→ Requirements
Below is a listing; write it out exactly and drop any images from it.

→ Excerpted records

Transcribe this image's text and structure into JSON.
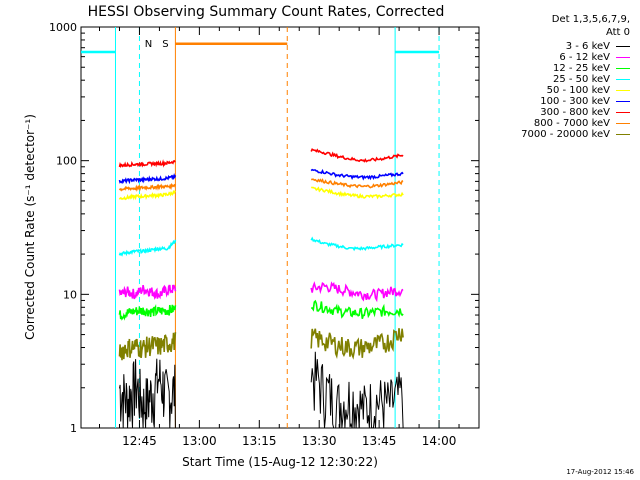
{
  "chart_data": {
    "type": "line",
    "title": "HESSI Observing Summary Count Rates, Corrected",
    "xlabel": "Start Time (15-Aug-12 12:30:22)",
    "ylabel": "Corrected Count Rate (s⁻¹ detector⁻¹)",
    "ylog": true,
    "ylim": [
      1,
      1000
    ],
    "xlim": [
      "12:30:22",
      "14:10:00"
    ],
    "x_ticks": [
      "12:45",
      "13:00",
      "13:15",
      "13:30",
      "13:45",
      "14:00"
    ],
    "y_ticks": [
      "1",
      "10",
      "100",
      "1000"
    ],
    "legend_header": [
      "Det 1,3,5,6,7,9,",
      "Att 0"
    ],
    "legend_position": "top-right",
    "series": [
      {
        "name": "3 - 6 keV",
        "color": "#000000",
        "segments": [
          [
            "12:40:00",
            "12:54:00",
            [
              2.0,
              1.6,
              2.2,
              1.5,
              1.8,
              2.4,
              1.7,
              2.0
            ]
          ],
          [
            "13:28:00",
            "13:51:00",
            [
              2.6,
              2.0,
              1.5,
              1.7,
              1.4,
              1.6,
              1.5,
              1.8
            ]
          ]
        ]
      },
      {
        "name": "6 - 12 keV",
        "color": "#ff00ff",
        "segments": [
          [
            "12:40:00",
            "12:54:00",
            [
              10,
              10.5,
              10,
              11,
              10.5,
              10,
              10.8,
              11
            ]
          ],
          [
            "13:28:00",
            "13:51:00",
            [
              11,
              11.5,
              11,
              10.5,
              10,
              10,
              10.5,
              10.8
            ]
          ]
        ]
      },
      {
        "name": "12 - 25 keV",
        "color": "#00ff00",
        "segments": [
          [
            "12:40:00",
            "12:54:00",
            [
              7,
              7.3,
              7.5,
              7.6,
              7.4,
              7.5,
              7.6,
              7.8
            ]
          ],
          [
            "13:28:00",
            "13:51:00",
            [
              8.5,
              8,
              7.5,
              7.3,
              7.2,
              7.4,
              7.5,
              7.6
            ]
          ]
        ]
      },
      {
        "name": "25 - 50 keV",
        "color": "#00ffff",
        "segments": [
          [
            "12:40:00",
            "12:54:00",
            [
              20,
              20.5,
              21,
              21,
              21.5,
              22,
              22,
              25
            ]
          ],
          [
            "13:28:00",
            "13:51:00",
            [
              26,
              24,
              23,
              22,
              22,
              22.5,
              23,
              23.5
            ]
          ]
        ]
      },
      {
        "name": "50 - 100 keV",
        "color": "#ffff00",
        "segments": [
          [
            "12:40:00",
            "12:54:00",
            [
              52,
              53,
              54,
              54,
              55,
              55,
              56,
              58
            ]
          ],
          [
            "13:28:00",
            "13:51:00",
            [
              62,
              60,
              57,
              55,
              54,
              54,
              55,
              56
            ]
          ]
        ]
      },
      {
        "name": "100 - 300 keV",
        "color": "#0000ff",
        "segments": [
          [
            "12:40:00",
            "12:54:00",
            [
              70,
              71,
              72,
              72,
              73,
              73,
              74,
              76
            ]
          ],
          [
            "13:28:00",
            "13:51:00",
            [
              85,
              82,
              78,
              76,
              75,
              76,
              78,
              80
            ]
          ]
        ]
      },
      {
        "name": "300 - 800 keV",
        "color": "#ff0000",
        "segments": [
          [
            "12:40:00",
            "12:54:00",
            [
              92,
              93,
              94,
              94,
              95,
              95,
              96,
              99
            ]
          ],
          [
            "13:28:00",
            "13:51:00",
            [
              120,
              115,
              108,
              103,
              100,
              102,
              106,
              110
            ]
          ]
        ]
      },
      {
        "name": "800 - 7000 keV",
        "color": "#ff8000",
        "segments": [
          [
            "12:40:00",
            "12:54:00",
            [
              61,
              62,
              62,
              63,
              63,
              64,
              64,
              66
            ]
          ],
          [
            "13:28:00",
            "13:51:00",
            [
              73,
              70,
              67,
              65,
              64,
              65,
              67,
              69
            ]
          ]
        ]
      },
      {
        "name": "7000 - 20000 keV",
        "color": "#808000",
        "segments": [
          [
            "12:40:00",
            "12:54:00",
            [
              3.8,
              4,
              4.1,
              4.0,
              4.2,
              4.1,
              4.3,
              4.5
            ]
          ],
          [
            "13:28:00",
            "13:51:00",
            [
              4.8,
              4.5,
              4.2,
              4.0,
              4.0,
              4.2,
              4.5,
              5.5
            ]
          ]
        ]
      }
    ],
    "annotations": [
      {
        "label": "N",
        "color": "#00ffff",
        "style": "night",
        "level": 650,
        "flat_spans": [
          [
            "12:30:22",
            "12:39:00"
          ],
          [
            "13:49:00",
            "14:00:00"
          ]
        ],
        "marks": [
          {
            "time": "12:39:00",
            "dashed": false
          },
          {
            "time": "12:45:00",
            "dashed": true
          },
          {
            "time": "13:49:00",
            "dashed": false
          },
          {
            "time": "14:00:00",
            "dashed": true
          }
        ]
      },
      {
        "label": "S",
        "color": "#ff8000",
        "style": "saa",
        "level": 750,
        "flat_spans": [
          [
            "12:54:00",
            "13:22:00"
          ]
        ],
        "marks": [
          {
            "time": "12:54:00",
            "dashed": false
          },
          {
            "time": "13:22:00",
            "dashed": true
          }
        ]
      }
    ]
  },
  "footer_timestamp": "17-Aug-2012 15:46"
}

→ Exercise output
Transcribe this image's text and structure into JSON.
{
  "chart_data": {
    "type": "line",
    "title": "HESSI Observing Summary Count Rates, Corrected",
    "xlabel": "Start Time (15-Aug-12 12:30:22)",
    "ylabel": "Corrected Count Rate (s⁻¹ detector⁻¹)",
    "ylog": true,
    "ylim": [
      1,
      1000
    ],
    "xlim": [
      "12:30:22",
      "14:10:00"
    ],
    "x_ticks": [
      "12:45",
      "13:00",
      "13:15",
      "13:30",
      "13:45",
      "14:00"
    ],
    "y_ticks": [
      "1",
      "10",
      "100",
      "1000"
    ],
    "legend_header": [
      "Det 1,3,5,6,7,9,",
      "Att 0"
    ],
    "legend_position": "top-right",
    "series": [
      {
        "name": "3 - 6 keV",
        "color": "#000000",
        "segments": [
          [
            "12:40:00",
            "12:54:00",
            [
              2.0,
              1.6,
              2.2,
              1.5,
              1.8,
              2.4,
              1.7,
              2.0
            ]
          ],
          [
            "13:28:00",
            "13:51:00",
            [
              2.6,
              2.0,
              1.5,
              1.7,
              1.4,
              1.6,
              1.5,
              1.8
            ]
          ]
        ]
      },
      {
        "name": "6 - 12 keV",
        "color": "#ff00ff",
        "segments": [
          [
            "12:40:00",
            "12:54:00",
            [
              10,
              10.5,
              10,
              11,
              10.5,
              10,
              10.8,
              11
            ]
          ],
          [
            "13:28:00",
            "13:51:00",
            [
              11,
              11.5,
              11,
              10.5,
              10,
              10,
              10.5,
              10.8
            ]
          ]
        ]
      },
      {
        "name": "12 - 25 keV",
        "color": "#00ff00",
        "segments": [
          [
            "12:40:00",
            "12:54:00",
            [
              7,
              7.3,
              7.5,
              7.6,
              7.4,
              7.5,
              7.6,
              7.8
            ]
          ],
          [
            "13:28:00",
            "13:51:00",
            [
              8.5,
              8,
              7.5,
              7.3,
              7.2,
              7.4,
              7.5,
              7.6
            ]
          ]
        ]
      },
      {
        "name": "25 - 50 keV",
        "color": "#00ffff",
        "segments": [
          [
            "12:40:00",
            "12:54:00",
            [
              20,
              20.5,
              21,
              21,
              21.5,
              22,
              22,
              25
            ]
          ],
          [
            "13:28:00",
            "13:51:00",
            [
              26,
              24,
              23,
              22,
              22,
              22.5,
              23,
              23.5
            ]
          ]
        ]
      },
      {
        "name": "50 - 100 keV",
        "color": "#ffff00",
        "segments": [
          [
            "12:40:00",
            "12:54:00",
            [
              52,
              53,
              54,
              54,
              55,
              55,
              56,
              58
            ]
          ],
          [
            "13:28:00",
            "13:51:00",
            [
              62,
              60,
              57,
              55,
              54,
              54,
              55,
              56
            ]
          ]
        ]
      },
      {
        "name": "100 - 300 keV",
        "color": "#0000ff",
        "segments": [
          [
            "12:40:00",
            "12:54:00",
            [
              70,
              71,
              72,
              72,
              73,
              73,
              74,
              76
            ]
          ],
          [
            "13:28:00",
            "13:51:00",
            [
              85,
              82,
              78,
              76,
              75,
              76,
              78,
              80
            ]
          ]
        ]
      },
      {
        "name": "300 - 800 keV",
        "color": "#ff0000",
        "segments": [
          [
            "12:40:00",
            "12:54:00",
            [
              92,
              93,
              94,
              94,
              95,
              95,
              96,
              99
            ]
          ],
          [
            "13:28:00",
            "13:51:00",
            [
              120,
              115,
              108,
              103,
              100,
              102,
              106,
              110
            ]
          ]
        ]
      },
      {
        "name": "800 - 7000 keV",
        "color": "#ff8000",
        "segments": [
          [
            "12:40:00",
            "12:54:00",
            [
              61,
              62,
              62,
              63,
              63,
              64,
              64,
              66
            ]
          ],
          [
            "13:28:00",
            "13:51:00",
            [
              73,
              70,
              67,
              65,
              64,
              65,
              67,
              69
            ]
          ]
        ]
      },
      {
        "name": "7000 - 20000 keV",
        "color": "#808000",
        "segments": [
          [
            "12:40:00",
            "12:54:00",
            [
              3.8,
              4,
              4.1,
              4.0,
              4.2,
              4.1,
              4.3,
              4.5
            ]
          ],
          [
            "13:28:00",
            "13:51:00",
            [
              4.8,
              4.5,
              4.2,
              4.0,
              4.0,
              4.2,
              4.5,
              5.5
            ]
          ]
        ]
      }
    ],
    "annotations": [
      {
        "label": "N",
        "color": "#00ffff",
        "style": "night",
        "level": 650,
        "flat_spans": [
          [
            "12:30:22",
            "12:39:00"
          ],
          [
            "13:49:00",
            "14:00:00"
          ]
        ],
        "marks": [
          {
            "time": "12:39:00",
            "dashed": false
          },
          {
            "time": "12:45:00",
            "dashed": true
          },
          {
            "time": "13:49:00",
            "dashed": false
          },
          {
            "time": "14:00:00",
            "dashed": true
          }
        ]
      },
      {
        "label": "S",
        "color": "#ff8000",
        "style": "saa",
        "level": 750,
        "flat_spans": [
          [
            "12:54:00",
            "13:22:00"
          ]
        ],
        "marks": [
          {
            "time": "12:54:00",
            "dashed": false
          },
          {
            "time": "13:22:00",
            "dashed": true
          }
        ]
      }
    ]
  },
  "footer_timestamp": "17-Aug-2012 15:46"
}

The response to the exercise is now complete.